(Records from a collection)
----------------
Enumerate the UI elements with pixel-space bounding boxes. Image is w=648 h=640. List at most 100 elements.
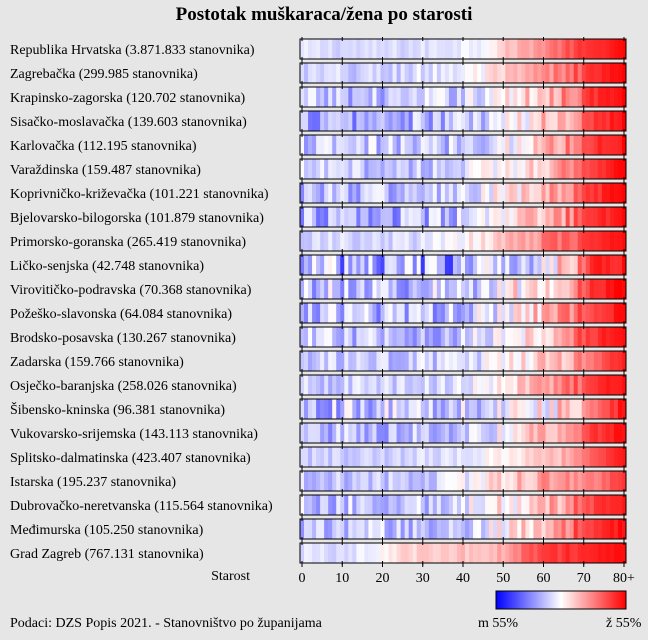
- heatmap-cell: [609, 375, 615, 395]
- heatmap-cell: [553, 63, 558, 83]
- heatmap-cell: [597, 255, 603, 275]
- heatmap-cell: [489, 159, 494, 179]
- heatmap-cell: [581, 87, 587, 107]
- heatmap-cell: [601, 135, 607, 155]
- heatmap-cell: [573, 63, 579, 83]
- heatmap-cell: [469, 87, 474, 107]
- heatmap-cell: [352, 231, 357, 251]
- heatmap-cell: [561, 423, 567, 443]
- heatmap-cell: [493, 183, 498, 203]
- heatmap-cell: [617, 207, 623, 227]
- heatmap-row: [299, 253, 627, 277]
- heatmap-cell: [565, 231, 571, 251]
- heatmap-cell: [477, 351, 482, 371]
- heatmap-cell: [428, 63, 434, 83]
- heatmap-cell: [505, 447, 510, 467]
- heatmap-cell: [376, 375, 381, 395]
- heatmap-cell: [489, 351, 494, 371]
- heatmap-cell: [316, 303, 321, 323]
- heatmap-cell: [585, 255, 591, 275]
- heatmap-cell: [384, 39, 389, 59]
- heatmap-cell: [364, 495, 369, 515]
- heatmap-cell: [384, 255, 389, 275]
- heatmap-cell: [444, 423, 450, 443]
- heatmap-cell: [380, 135, 385, 155]
- heatmap-cell: [473, 183, 478, 203]
- heatmap-cell: [577, 495, 583, 515]
- heatmap-cell: [408, 303, 414, 323]
- heatmap-cell: [577, 543, 583, 563]
- heatmap-cell: [621, 159, 627, 179]
- heatmap-cell: [557, 255, 562, 275]
- heatmap-cell: [517, 543, 522, 563]
- heatmap-cell: [525, 375, 530, 395]
- heatmap-cell: [380, 327, 385, 347]
- heatmap-cell: [436, 351, 442, 371]
- heatmap-cell: [613, 303, 619, 323]
- heatmap-cell: [569, 39, 575, 59]
- heatmap-cell: [352, 207, 357, 227]
- heatmap-cell: [336, 303, 341, 323]
- heatmap-cell: [304, 63, 309, 83]
- heatmap-cell: [460, 279, 466, 299]
- heatmap-cell: [621, 63, 627, 83]
- heatmap-cell: [396, 495, 402, 515]
- heatmap-cell: [344, 399, 349, 419]
- heatmap-cell: [416, 87, 422, 107]
- heatmap-cell: [501, 543, 506, 563]
- heatmap-cell: [404, 351, 410, 371]
- heatmap-cell: [545, 231, 550, 251]
- heatmap-cell: [380, 63, 385, 83]
- heatmap-cell: [557, 63, 562, 83]
- heatmap-cell: [376, 303, 381, 323]
- heatmap-cell: [320, 495, 325, 515]
- heatmap-cell: [545, 399, 550, 419]
- heatmap-cell: [497, 543, 502, 563]
- heatmap-cell: [444, 111, 450, 131]
- heatmap-cell: [356, 207, 361, 227]
- heatmap-cell: [605, 207, 611, 227]
- heatmap-cell: [585, 519, 591, 539]
- heatmap-cell: [308, 375, 313, 395]
- heatmap-cell: [533, 39, 538, 59]
- heatmap-cell: [444, 63, 450, 83]
- heatmap-cell: [320, 543, 325, 563]
- heatmap-cell: [621, 255, 627, 275]
- heatmap-cell: [505, 351, 510, 371]
- heatmap-cell: [360, 231, 365, 251]
- heatmap-cell: [320, 279, 325, 299]
- heatmap-cell: [537, 543, 542, 563]
- heatmap-cell: [597, 543, 603, 563]
- heatmap-cell: [593, 135, 599, 155]
- heatmap-cell: [448, 111, 454, 131]
- heatmap-cell: [577, 183, 583, 203]
- heatmap-cell: [465, 447, 470, 467]
- heatmap-cell: [605, 87, 611, 107]
- heatmap-cell: [485, 231, 490, 251]
- heatmap-row: [299, 517, 627, 541]
- heatmap-cell: [549, 39, 554, 59]
- heatmap-cell: [348, 279, 353, 299]
- heatmap-cell: [577, 399, 583, 419]
- heatmap-cell: [621, 471, 627, 491]
- heatmap-cell: [505, 543, 510, 563]
- heatmap-cell: [517, 159, 522, 179]
- heatmap-cell: [613, 255, 619, 275]
- heatmap-cell: [597, 231, 603, 251]
- heatmap-cell: [424, 543, 430, 563]
- heatmap-cell: [324, 447, 329, 467]
- heatmap-cell: [553, 135, 558, 155]
- heatmap-cell: [304, 495, 309, 515]
- heatmap-cell: [440, 183, 446, 203]
- heatmap-cell: [549, 231, 554, 251]
- heatmap-cell: [533, 351, 538, 371]
- heatmap-row: [299, 61, 627, 85]
- heatmap-cell: [364, 159, 369, 179]
- heatmap-cell: [456, 111, 462, 131]
- heatmap-cell: [440, 87, 446, 107]
- heatmap-cell: [605, 447, 611, 467]
- heatmap-cell: [605, 183, 611, 203]
- heatmap-cell: [356, 375, 361, 395]
- heatmap-cell: [304, 351, 309, 371]
- heatmap-cell: [489, 39, 494, 59]
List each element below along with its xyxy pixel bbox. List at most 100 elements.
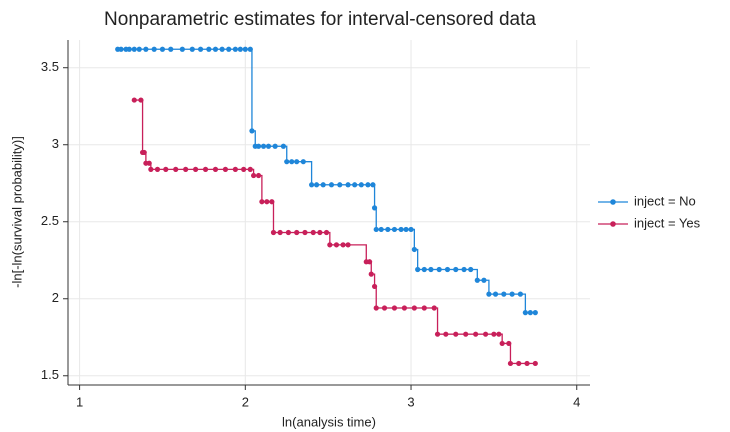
step-segment [303,161,313,185]
point [367,259,373,265]
point [179,46,185,52]
point [509,291,515,297]
point [428,266,434,273]
point [259,199,265,205]
point [212,166,219,172]
point [202,166,209,172]
point [436,266,442,273]
x-axis-title: ln(analysis time) [282,414,376,429]
y-axis-title: -ln[-ln(survival probability)] [9,136,24,288]
point [403,226,409,233]
point [345,242,351,248]
x-tick-label: 2 [242,394,249,409]
point [309,182,315,188]
point [486,291,492,297]
point [206,46,212,52]
point [337,182,343,188]
point [492,291,499,297]
point [265,143,272,149]
point [327,242,333,248]
point [264,199,270,205]
point [323,229,330,236]
point [371,283,378,290]
point [385,226,391,233]
point [226,46,232,52]
point [391,305,398,311]
point [507,360,514,367]
y-tick-label: 3 [52,136,59,151]
point [136,46,142,52]
point [249,128,255,134]
point [148,166,154,172]
point [522,310,528,316]
legend-label: inject = Yes [634,215,701,230]
point [391,226,398,233]
point [378,226,384,233]
point [189,46,195,52]
point [358,182,364,188]
point [131,46,137,52]
point [313,182,320,188]
point [532,360,538,367]
y-tick-label: 2.5 [41,213,59,228]
point [453,331,459,337]
point [241,166,247,172]
point [285,229,291,236]
point [501,291,507,297]
point [242,46,248,52]
point [269,199,275,205]
point [317,229,323,236]
point [373,305,379,311]
point [434,331,441,337]
y-tick-label: 1.5 [41,367,59,382]
point [352,182,358,188]
y-tick-label: 3.5 [41,59,59,74]
point [473,331,479,337]
point [302,229,308,236]
point [483,331,489,337]
point [499,340,505,347]
x-tick-label: 1 [76,394,83,409]
point [474,277,480,283]
point [232,166,238,172]
point [277,229,283,236]
point [506,340,512,347]
y-tick-label: 2 [52,290,59,305]
point [260,143,267,149]
step-segment [348,244,367,262]
point [516,360,522,367]
point [463,331,469,337]
point [212,46,219,52]
point [131,97,137,103]
point [401,305,407,311]
point [408,226,414,233]
x-tick-label: 3 [407,394,414,409]
point [381,305,388,311]
point [431,305,437,311]
point [146,160,152,166]
point [371,205,378,211]
point [255,172,262,179]
point [219,46,225,52]
legend-marker [610,199,616,205]
point [168,46,174,52]
point [163,166,169,172]
point [328,182,335,188]
point [247,166,253,172]
point [527,310,533,316]
point [159,46,166,52]
point [272,143,278,149]
point [481,277,487,283]
point [141,149,147,156]
chart-title: Nonparametric estimates for interval-cen… [104,9,536,30]
point [524,360,530,367]
point [143,46,149,52]
point [118,46,124,52]
point [255,143,262,149]
point [461,266,467,273]
point [491,331,497,337]
point [453,266,459,273]
point [443,331,449,337]
point [421,266,427,273]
----------------
■ WHAT YOU NEED TO DO ■
Repeat word for word the lines between the one holding "step-segment [303,161,313,185]" and the one holding "point [381,305,388,311]", both included.

■ TASK ANSWER ■
step-segment [303,161,313,185]
point [367,259,373,265]
point [179,46,185,52]
point [509,291,515,297]
point [428,266,434,273]
point [259,199,265,205]
point [212,166,219,172]
point [202,166,209,172]
point [436,266,442,273]
x-axis-title: ln(analysis time) [282,414,376,429]
y-axis-title: -ln[-ln(survival probability)] [9,136,24,288]
point [403,226,409,233]
point [345,242,351,248]
x-tick-label: 2 [242,394,249,409]
point [309,182,315,188]
point [486,291,492,297]
point [206,46,212,52]
point [337,182,343,188]
point [492,291,499,297]
point [265,143,272,149]
point [327,242,333,248]
point [264,199,270,205]
point [323,229,330,236]
point [371,283,378,290]
point [385,226,391,233]
point [226,46,232,52]
point [391,305,398,311]
point [507,360,514,367]
y-tick-label: 3 [52,136,59,151]
point [136,46,142,52]
point [249,128,255,134]
point [148,166,154,172]
point [522,310,528,316]
legend-label: inject = Yes [634,215,701,230]
point [391,226,398,233]
point [378,226,384,233]
point [189,46,195,52]
point [358,182,364,188]
point [131,46,137,52]
point [313,182,320,188]
point [532,360,538,367]
y-tick-label: 2.5 [41,213,59,228]
point [453,331,459,337]
point [241,166,247,172]
point [285,229,291,236]
point [501,291,507,297]
point [242,46,248,52]
point [269,199,275,205]
point [317,229,323,236]
point [373,305,379,311]
point [434,331,441,337]
y-tick-label: 1.5 [41,367,59,382]
point [352,182,358,188]
y-tick-label: 3.5 [41,59,59,74]
point [473,331,479,337]
point [302,229,308,236]
point [483,331,489,337]
point [499,340,505,347]
x-tick-label: 1 [76,394,83,409]
point [474,277,480,283]
point [232,166,238,172]
point [277,229,283,236]
point [506,340,512,347]
y-tick-label: 2 [52,290,59,305]
point [260,143,267,149]
step-segment [348,244,367,262]
point [516,360,522,367]
point [463,331,469,337]
point [212,46,219,52]
point [131,97,137,103]
point [401,305,407,311]
point [408,226,414,233]
x-tick-label: 3 [407,394,414,409]
point [381,305,388,311]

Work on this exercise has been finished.